Entries with figure data
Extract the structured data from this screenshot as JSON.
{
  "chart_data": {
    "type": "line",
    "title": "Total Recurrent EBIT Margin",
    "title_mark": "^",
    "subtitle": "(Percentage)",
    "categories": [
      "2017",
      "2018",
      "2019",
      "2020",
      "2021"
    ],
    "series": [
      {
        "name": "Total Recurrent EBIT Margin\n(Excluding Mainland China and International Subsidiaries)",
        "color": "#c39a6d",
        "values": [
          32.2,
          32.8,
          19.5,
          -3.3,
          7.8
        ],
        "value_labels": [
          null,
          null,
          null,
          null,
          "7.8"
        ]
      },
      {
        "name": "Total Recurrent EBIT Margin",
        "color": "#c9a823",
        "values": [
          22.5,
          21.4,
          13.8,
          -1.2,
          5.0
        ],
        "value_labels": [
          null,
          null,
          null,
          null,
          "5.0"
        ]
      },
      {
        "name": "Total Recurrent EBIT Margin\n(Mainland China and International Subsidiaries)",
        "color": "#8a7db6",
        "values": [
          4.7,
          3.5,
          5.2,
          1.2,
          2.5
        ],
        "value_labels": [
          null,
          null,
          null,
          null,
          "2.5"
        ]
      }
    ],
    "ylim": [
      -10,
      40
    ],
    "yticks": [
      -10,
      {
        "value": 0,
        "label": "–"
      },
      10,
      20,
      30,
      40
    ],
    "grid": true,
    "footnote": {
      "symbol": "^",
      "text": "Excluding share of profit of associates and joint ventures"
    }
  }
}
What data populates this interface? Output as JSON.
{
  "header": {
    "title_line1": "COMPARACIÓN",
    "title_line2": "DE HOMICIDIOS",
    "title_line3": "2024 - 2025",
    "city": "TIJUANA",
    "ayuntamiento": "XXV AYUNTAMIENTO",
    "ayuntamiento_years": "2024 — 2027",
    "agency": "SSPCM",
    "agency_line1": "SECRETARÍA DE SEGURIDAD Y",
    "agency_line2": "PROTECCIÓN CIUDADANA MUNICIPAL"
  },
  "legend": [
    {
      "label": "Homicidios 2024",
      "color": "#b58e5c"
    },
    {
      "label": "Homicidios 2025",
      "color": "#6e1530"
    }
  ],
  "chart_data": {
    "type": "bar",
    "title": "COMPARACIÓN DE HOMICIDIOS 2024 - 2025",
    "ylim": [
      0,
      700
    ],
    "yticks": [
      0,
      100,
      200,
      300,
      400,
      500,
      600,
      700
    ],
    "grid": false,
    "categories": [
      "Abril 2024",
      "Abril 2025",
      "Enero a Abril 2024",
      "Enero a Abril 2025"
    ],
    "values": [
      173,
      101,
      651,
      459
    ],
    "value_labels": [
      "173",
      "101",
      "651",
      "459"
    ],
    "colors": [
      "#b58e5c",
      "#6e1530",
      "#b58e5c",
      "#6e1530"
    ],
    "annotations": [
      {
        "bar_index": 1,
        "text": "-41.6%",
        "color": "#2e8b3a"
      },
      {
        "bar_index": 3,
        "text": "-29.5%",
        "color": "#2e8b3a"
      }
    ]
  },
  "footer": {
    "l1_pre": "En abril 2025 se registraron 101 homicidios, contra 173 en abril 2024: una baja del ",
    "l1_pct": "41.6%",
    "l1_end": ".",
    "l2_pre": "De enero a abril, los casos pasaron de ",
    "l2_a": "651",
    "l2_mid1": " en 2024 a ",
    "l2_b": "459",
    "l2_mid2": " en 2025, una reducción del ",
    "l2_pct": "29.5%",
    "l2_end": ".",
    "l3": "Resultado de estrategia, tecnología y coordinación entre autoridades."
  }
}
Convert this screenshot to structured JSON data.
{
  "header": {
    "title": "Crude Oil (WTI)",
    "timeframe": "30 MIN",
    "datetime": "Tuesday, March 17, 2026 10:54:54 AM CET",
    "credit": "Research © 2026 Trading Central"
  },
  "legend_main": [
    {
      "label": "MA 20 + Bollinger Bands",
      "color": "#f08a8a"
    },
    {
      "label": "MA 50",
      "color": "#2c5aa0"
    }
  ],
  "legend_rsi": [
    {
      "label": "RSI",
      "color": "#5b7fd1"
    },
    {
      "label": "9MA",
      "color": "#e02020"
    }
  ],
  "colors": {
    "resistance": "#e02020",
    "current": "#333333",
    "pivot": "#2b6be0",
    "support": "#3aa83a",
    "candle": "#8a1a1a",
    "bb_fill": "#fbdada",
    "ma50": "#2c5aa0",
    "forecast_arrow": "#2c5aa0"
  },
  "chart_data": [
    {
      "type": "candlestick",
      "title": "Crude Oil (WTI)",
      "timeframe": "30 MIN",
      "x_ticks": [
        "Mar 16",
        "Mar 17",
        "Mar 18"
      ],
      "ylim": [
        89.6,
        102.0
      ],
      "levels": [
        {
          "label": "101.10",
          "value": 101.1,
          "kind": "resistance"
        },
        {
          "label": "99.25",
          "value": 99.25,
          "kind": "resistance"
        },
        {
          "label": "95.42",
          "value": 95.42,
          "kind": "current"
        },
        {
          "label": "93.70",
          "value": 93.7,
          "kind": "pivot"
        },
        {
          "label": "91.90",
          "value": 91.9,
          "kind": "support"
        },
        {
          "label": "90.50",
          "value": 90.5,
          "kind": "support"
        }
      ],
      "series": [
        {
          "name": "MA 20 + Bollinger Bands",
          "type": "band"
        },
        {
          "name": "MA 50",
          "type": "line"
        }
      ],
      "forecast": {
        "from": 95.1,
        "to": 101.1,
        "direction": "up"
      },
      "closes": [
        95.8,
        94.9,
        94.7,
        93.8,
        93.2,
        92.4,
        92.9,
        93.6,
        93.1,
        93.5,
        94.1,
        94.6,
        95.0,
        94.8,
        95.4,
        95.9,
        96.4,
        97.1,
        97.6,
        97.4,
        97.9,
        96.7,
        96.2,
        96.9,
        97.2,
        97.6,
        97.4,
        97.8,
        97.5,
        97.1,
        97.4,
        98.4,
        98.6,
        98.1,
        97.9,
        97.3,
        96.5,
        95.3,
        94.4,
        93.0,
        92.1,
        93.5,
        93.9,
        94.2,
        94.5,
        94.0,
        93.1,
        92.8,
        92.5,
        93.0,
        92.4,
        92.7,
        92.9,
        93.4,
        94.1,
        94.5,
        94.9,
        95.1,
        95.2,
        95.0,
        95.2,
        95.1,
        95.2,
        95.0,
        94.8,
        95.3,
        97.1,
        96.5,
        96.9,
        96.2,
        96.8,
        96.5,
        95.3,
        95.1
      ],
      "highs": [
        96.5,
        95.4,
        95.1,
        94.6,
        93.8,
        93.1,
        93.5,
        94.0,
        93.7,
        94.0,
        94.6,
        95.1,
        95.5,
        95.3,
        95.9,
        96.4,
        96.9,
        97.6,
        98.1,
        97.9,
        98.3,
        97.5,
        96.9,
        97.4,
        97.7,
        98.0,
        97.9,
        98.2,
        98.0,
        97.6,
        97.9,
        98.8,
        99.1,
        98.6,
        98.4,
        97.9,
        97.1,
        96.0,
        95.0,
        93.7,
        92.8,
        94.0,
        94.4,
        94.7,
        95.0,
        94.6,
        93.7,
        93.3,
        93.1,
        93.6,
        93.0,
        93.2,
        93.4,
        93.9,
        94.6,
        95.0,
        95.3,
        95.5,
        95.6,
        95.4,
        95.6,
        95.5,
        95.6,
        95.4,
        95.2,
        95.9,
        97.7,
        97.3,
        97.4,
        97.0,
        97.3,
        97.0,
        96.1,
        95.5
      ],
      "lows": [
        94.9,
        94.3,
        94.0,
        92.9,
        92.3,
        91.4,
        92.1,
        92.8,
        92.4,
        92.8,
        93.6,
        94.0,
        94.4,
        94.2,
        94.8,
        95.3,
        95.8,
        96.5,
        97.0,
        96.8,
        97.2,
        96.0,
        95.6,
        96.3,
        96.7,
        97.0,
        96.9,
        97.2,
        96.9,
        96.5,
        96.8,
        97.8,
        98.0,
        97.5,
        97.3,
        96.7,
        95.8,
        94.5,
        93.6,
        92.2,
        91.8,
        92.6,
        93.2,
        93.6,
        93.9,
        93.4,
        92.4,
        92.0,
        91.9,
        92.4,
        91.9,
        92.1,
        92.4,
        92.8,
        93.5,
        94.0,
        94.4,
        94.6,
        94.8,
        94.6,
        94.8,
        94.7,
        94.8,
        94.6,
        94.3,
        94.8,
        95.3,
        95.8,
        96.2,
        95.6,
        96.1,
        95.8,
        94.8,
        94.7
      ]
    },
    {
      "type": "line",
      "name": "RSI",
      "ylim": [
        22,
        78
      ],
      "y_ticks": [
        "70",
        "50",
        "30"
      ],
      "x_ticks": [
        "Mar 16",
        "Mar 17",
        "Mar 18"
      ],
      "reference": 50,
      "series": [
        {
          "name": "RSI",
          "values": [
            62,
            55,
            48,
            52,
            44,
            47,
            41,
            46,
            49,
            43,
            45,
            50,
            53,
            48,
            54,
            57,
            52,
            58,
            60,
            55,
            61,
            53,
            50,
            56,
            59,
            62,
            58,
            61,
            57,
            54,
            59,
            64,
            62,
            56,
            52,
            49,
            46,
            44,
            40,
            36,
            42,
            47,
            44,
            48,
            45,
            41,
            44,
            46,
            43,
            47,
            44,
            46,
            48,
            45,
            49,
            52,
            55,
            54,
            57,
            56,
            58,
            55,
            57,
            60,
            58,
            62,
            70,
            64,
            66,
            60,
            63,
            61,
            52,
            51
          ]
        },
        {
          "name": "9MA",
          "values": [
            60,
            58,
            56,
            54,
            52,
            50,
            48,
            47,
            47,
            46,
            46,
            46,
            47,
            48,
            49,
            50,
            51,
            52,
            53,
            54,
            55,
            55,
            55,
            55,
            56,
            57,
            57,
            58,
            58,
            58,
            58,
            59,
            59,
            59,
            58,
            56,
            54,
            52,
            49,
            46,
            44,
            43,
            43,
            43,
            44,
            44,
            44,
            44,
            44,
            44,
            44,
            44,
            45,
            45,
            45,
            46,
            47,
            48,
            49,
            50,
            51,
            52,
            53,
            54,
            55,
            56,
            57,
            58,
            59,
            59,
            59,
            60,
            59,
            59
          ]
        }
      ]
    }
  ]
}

§ **What the exercise asks**: From the listing above, copy out each line where the word "text" appears.

§ **Answer to the exercise**:
      "text": "Excluding share of profit of associates and joint ventures"
        "text": "-41.6%",
        "text": "-29.5%",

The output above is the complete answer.